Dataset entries
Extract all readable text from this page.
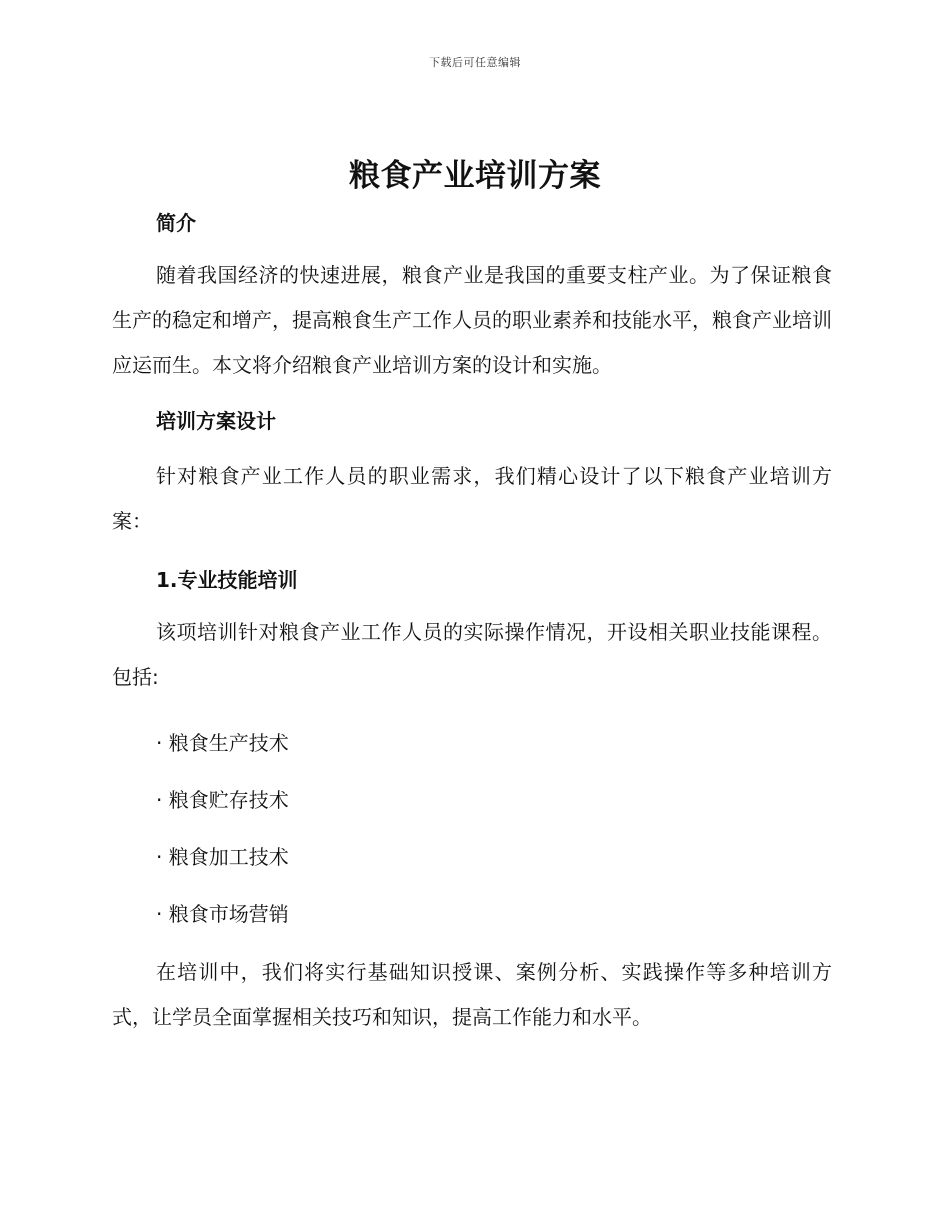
下载后可任意编辑
粮食产业培训方案
简介

随着我国经济的快速进展，粮食产业是我国的重要支柱产业。为了保证粮食生产的稳定和增产，提高粮食生产工作人员的职业素养和技能水平，粮食产业培训应运而生。本文将介绍粮食产业培训方案的设计和实施。

培训方案设计

针对粮食产业工作人员的职业需求，我们精心设计了以下粮食产业培训方案：

1.专业技能培训

该项培训针对粮食产业工作人员的实际操作情况，开设相关职业技能课程。包括:

· 粮食生产技术

· 粮食贮存技术

· 粮食加工技术

· 粮食市场营销

在培训中，我们将实行基础知识授课、案例分析、实践操作等多种培训方式，让学员全面掌握相关技巧和知识，提高工作能力和水平。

▶ **WHAT TO PRODUCE**
Except for the pictures, print the data above exactly.

▶ **EXERCISE RESULT**
Extract all readable text from this page.
下载后可任意编辑
粮食产业培训方案
简介

随着我国经济的快速进展，粮食产业是我国的重要支柱产业。为了保证粮食生产的稳定和增产，提高粮食生产工作人员的职业素养和技能水平，粮食产业培训应运而生。本文将介绍粮食产业培训方案的设计和实施。

培训方案设计

针对粮食产业工作人员的职业需求，我们精心设计了以下粮食产业培训方案：

1.专业技能培训

该项培训针对粮食产业工作人员的实际操作情况，开设相关职业技能课程。包括:

· 粮食生产技术

· 粮食贮存技术

· 粮食加工技术

· 粮食市场营销

在培训中，我们将实行基础知识授课、案例分析、实践操作等多种培训方式，让学员全面掌握相关技巧和知识，提高工作能力和水平。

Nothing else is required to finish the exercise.